GOAL: Locate the lines of the listing below that hold "text", then copy each of them.

---- PROVIDED RECORDS

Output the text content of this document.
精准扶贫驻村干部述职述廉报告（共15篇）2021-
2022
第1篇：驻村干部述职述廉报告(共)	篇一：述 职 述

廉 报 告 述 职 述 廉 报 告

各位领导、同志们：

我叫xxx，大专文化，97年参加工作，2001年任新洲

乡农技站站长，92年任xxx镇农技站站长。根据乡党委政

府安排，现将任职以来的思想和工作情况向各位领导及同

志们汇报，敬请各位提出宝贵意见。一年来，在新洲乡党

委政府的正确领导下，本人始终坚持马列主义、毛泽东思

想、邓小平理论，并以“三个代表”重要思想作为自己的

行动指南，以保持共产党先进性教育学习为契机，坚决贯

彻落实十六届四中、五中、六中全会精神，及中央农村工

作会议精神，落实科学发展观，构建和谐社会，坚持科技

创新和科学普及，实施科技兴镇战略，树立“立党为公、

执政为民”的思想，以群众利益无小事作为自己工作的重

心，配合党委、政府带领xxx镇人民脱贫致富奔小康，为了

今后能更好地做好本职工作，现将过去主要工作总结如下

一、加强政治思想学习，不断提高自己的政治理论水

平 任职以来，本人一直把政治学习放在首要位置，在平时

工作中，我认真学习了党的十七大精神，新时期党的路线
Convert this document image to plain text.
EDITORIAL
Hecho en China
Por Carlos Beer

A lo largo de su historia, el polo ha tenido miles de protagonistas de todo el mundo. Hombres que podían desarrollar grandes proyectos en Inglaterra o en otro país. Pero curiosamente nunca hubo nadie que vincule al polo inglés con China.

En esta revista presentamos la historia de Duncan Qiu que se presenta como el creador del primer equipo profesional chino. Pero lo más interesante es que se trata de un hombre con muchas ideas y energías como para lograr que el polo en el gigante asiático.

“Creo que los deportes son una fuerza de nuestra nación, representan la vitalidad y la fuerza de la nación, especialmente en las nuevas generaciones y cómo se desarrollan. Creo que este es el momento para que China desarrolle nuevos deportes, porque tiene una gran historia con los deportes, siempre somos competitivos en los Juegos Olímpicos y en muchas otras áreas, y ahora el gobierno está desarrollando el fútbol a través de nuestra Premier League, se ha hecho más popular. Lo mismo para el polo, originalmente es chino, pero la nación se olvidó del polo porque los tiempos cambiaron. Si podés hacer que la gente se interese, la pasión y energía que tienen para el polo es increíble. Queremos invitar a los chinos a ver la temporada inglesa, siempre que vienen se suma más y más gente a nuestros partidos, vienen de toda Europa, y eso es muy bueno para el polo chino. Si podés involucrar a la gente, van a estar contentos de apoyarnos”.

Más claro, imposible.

--------

THE RESULT:
Output the text content of this document.
Convert this document image to plain text.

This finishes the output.